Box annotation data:
⁂
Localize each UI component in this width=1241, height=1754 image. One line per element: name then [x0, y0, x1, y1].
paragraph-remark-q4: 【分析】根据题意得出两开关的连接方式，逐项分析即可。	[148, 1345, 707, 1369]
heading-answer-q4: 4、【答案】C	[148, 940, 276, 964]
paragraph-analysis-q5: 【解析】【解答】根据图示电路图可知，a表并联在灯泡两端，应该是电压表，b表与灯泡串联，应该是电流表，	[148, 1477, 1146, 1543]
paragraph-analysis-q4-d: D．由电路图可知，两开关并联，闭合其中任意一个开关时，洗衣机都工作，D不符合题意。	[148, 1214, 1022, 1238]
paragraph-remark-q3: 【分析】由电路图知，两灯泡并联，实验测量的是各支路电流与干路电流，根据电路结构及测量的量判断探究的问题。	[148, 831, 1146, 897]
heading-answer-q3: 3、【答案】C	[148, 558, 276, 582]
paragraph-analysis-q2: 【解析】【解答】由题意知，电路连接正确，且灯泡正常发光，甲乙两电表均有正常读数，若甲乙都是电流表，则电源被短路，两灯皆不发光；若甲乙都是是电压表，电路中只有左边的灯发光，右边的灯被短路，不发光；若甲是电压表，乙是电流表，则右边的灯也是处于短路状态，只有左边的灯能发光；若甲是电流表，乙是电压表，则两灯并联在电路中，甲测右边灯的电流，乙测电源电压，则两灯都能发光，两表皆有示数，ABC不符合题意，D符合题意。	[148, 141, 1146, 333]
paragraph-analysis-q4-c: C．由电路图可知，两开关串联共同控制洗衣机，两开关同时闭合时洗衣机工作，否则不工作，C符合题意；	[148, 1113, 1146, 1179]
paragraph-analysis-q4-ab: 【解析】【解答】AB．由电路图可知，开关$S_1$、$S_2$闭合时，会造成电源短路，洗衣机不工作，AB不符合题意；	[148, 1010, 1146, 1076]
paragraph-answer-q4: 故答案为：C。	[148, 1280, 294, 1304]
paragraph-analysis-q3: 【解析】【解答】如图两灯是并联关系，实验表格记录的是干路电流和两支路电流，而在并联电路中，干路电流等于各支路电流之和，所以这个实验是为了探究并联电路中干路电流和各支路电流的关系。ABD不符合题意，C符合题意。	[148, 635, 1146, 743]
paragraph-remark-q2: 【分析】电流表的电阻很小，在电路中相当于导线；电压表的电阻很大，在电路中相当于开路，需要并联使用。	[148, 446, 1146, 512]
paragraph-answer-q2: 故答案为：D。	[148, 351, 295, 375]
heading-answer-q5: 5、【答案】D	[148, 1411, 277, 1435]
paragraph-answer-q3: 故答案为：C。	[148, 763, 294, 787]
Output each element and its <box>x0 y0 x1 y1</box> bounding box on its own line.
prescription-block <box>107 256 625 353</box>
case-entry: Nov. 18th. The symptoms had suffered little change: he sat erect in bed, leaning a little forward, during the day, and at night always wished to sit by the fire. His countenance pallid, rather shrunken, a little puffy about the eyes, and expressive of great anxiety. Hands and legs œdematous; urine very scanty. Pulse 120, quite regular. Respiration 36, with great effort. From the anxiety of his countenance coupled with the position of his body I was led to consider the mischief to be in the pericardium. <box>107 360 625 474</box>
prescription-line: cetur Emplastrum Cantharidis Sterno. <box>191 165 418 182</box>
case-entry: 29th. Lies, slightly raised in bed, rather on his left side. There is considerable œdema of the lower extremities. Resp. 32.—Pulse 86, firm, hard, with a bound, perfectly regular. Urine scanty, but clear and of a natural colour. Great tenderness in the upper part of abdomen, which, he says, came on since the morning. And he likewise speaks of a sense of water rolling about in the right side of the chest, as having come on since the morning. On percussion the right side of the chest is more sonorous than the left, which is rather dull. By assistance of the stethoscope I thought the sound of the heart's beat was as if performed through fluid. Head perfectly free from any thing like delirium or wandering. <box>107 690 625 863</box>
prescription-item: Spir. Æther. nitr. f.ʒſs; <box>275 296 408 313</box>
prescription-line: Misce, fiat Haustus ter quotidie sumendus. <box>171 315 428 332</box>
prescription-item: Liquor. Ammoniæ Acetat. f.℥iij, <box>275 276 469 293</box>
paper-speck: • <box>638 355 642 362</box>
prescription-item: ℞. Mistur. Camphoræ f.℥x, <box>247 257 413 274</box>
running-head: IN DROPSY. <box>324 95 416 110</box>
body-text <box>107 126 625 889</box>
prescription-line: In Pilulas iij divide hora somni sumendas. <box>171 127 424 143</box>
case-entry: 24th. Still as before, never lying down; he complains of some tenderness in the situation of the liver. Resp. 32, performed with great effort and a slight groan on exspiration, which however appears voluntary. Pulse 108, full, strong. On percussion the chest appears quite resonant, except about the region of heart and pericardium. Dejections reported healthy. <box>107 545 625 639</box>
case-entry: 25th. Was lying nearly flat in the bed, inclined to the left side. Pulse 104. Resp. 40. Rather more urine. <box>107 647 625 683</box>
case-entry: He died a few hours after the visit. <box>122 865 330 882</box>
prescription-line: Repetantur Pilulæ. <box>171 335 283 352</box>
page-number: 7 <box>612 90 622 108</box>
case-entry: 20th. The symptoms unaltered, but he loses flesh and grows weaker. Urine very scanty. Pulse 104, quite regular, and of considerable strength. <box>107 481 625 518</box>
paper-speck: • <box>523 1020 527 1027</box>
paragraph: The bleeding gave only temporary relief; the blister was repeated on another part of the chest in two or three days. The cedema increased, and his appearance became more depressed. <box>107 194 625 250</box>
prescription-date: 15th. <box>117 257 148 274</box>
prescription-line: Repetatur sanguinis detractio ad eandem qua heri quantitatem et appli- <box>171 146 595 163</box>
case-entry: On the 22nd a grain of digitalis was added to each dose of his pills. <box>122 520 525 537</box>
⁂
• **To do**
Print all of the material above line for line, with no changes.

• **Result of this exercise**
Localize each UI component in this width=1241, height=1754 image. One line per element: name then [x0, y0, x1, y1].
paragraph-remark-q4: 【分析】根据题意得出两开关的连接方式，逐项分析即可。	[148, 1345, 707, 1369]
heading-answer-q4: 4、【答案】C	[148, 940, 276, 964]
paragraph-analysis-q5: 【解析】【解答】根据图示电路图可知，a表并联在灯泡两端，应该是电压表，b表与灯泡串联，应该是电流表，	[148, 1477, 1146, 1543]
paragraph-analysis-q4-d: D．由电路图可知，两开关并联，闭合其中任意一个开关时，洗衣机都工作，D不符合题意。	[148, 1214, 1022, 1238]
paragraph-remark-q3: 【分析】由电路图知，两灯泡并联，实验测量的是各支路电流与干路电流，根据电路结构及测量的量判断探究的问题。	[148, 831, 1146, 897]
heading-answer-q3: 3、【答案】C	[148, 558, 276, 582]
paragraph-analysis-q2: 【解析】【解答】由题意知，电路连接正确，且灯泡正常发光，甲乙两电表均有正常读数，若甲乙都是电流表，则电源被短路，两灯皆不发光；若甲乙都是是电压表，电路中只有左边的灯发光，右边的灯被短路，不发光；若甲是电压表，乙是电流表，则右边的灯也是处于短路状态，只有左边的灯能发光；若甲是电流表，乙是电压表，则两灯并联在电路中，甲测右边灯的电流，乙测电源电压，则两灯都能发光，两表皆有示数，ABC不符合题意，D符合题意。	[148, 141, 1146, 333]
paragraph-analysis-q4-c: C．由电路图可知，两开关串联共同控制洗衣机，两开关同时闭合时洗衣机工作，否则不工作，C符合题意；	[148, 1113, 1146, 1179]
paragraph-analysis-q4-ab: 【解析】【解答】AB．由电路图可知，开关$S_1$、$S_2$闭合时，会造成电源短路，洗衣机不工作，AB不符合题意；	[148, 1010, 1146, 1076]
paragraph-answer-q4: 故答案为：C。	[148, 1280, 294, 1304]
paragraph-analysis-q3: 【解析】【解答】如图两灯是并联关系，实验表格记录的是干路电流和两支路电流，而在并联电路中，干路电流等于各支路电流之和，所以这个实验是为了探究并联电路中干路电流和各支路电流的关系。ABD不符合题意，C符合题意。	[148, 635, 1146, 743]
paragraph-remark-q2: 【分析】电流表的电阻很小，在电路中相当于导线；电压表的电阻很大，在电路中相当于开路，需要并联使用。	[148, 446, 1146, 512]
paragraph-answer-q2: 故答案为：D。	[148, 351, 295, 375]
heading-answer-q5: 5、【答案】D	[148, 1411, 277, 1435]
paragraph-answer-q3: 故答案为：C。	[148, 763, 294, 787]
Output each element and its <box>x0 y0 x1 y1</box> bounding box on its own line.
prescription-block <box>107 256 625 353</box>
case-entry: Nov. 18th. The symptoms had suffered little change: he sat erect in bed, leaning a little forward, during the day, and at night always wished to sit by the fire. His countenance pallid, rather shrunken, a little puffy about the eyes, and expressive of great anxiety. Hands and legs œdematous; urine very scanty. Pulse 120, quite regular. Respiration 36, with great effort. From the anxiety of his countenance coupled with the position of his body I was led to consider the mischief to be in the pericardium. <box>107 360 625 474</box>
prescription-line: cetur Emplastrum Cantharidis Sterno. <box>191 165 418 182</box>
case-entry: 29th. Lies, slightly raised in bed, rather on his left side. There is considerable œdema of the lower extremities. Resp. 32.—Pulse 86, firm, hard, with a bound, perfectly regular. Urine scanty, but clear and of a natural colour. Great tenderness in the upper part of abdomen, which, he says, came on since the morning. And he likewise speaks of a sense of water rolling about in the right side of the chest, as having come on since the morning. On percussion the right side of the chest is more sonorous than the left, which is rather dull. By assistance of the stethoscope I thought the sound of the heart's beat was as if performed through fluid. Head perfectly free from any thing like delirium or wandering. <box>107 690 625 863</box>
prescription-item: Spir. Æther. nitr. f.ʒſs; <box>275 296 408 313</box>
prescription-line: Misce, fiat Haustus ter quotidie sumendus. <box>171 315 428 332</box>
prescription-item: Liquor. Ammoniæ Acetat. f.℥iij, <box>275 276 469 293</box>
paper-speck: • <box>638 355 642 362</box>
prescription-item: ℞. Mistur. Camphoræ f.℥x, <box>247 257 413 274</box>
running-head: IN DROPSY. <box>324 95 416 110</box>
body-text <box>107 126 625 889</box>
prescription-line: In Pilulas iij divide hora somni sumendas. <box>171 127 424 143</box>
case-entry: 24th. Still as before, never lying down; he complains of some tenderness in the situation of the liver. Resp. 32, performed with great effort and a slight groan on exspiration, which however appears voluntary. Pulse 108, full, strong. On percussion the chest appears quite resonant, except about the region of heart and pericardium. Dejections reported healthy. <box>107 545 625 639</box>
case-entry: 25th. Was lying nearly flat in the bed, inclined to the left side. Pulse 104. Resp. 40. Rather more urine. <box>107 647 625 683</box>
case-entry: He died a few hours after the visit. <box>122 865 330 882</box>
prescription-line: Repetantur Pilulæ. <box>171 335 283 352</box>
page-number: 7 <box>612 90 622 108</box>
case-entry: 20th. The symptoms unaltered, but he loses flesh and grows weaker. Urine very scanty. Pulse 104, quite regular, and of considerable strength. <box>107 481 625 518</box>
paper-speck: • <box>523 1020 527 1027</box>
paragraph: The bleeding gave only temporary relief; the blister was repeated on another part of the chest in two or three days. The cedema increased, and his appearance became more depressed. <box>107 194 625 250</box>
prescription-date: 15th. <box>117 257 148 274</box>
prescription-line: Repetatur sanguinis detractio ad eandem qua heri quantitatem et appli- <box>171 146 595 163</box>
case-entry: On the 22nd a grain of digitalis was added to each dose of his pills. <box>122 520 525 537</box>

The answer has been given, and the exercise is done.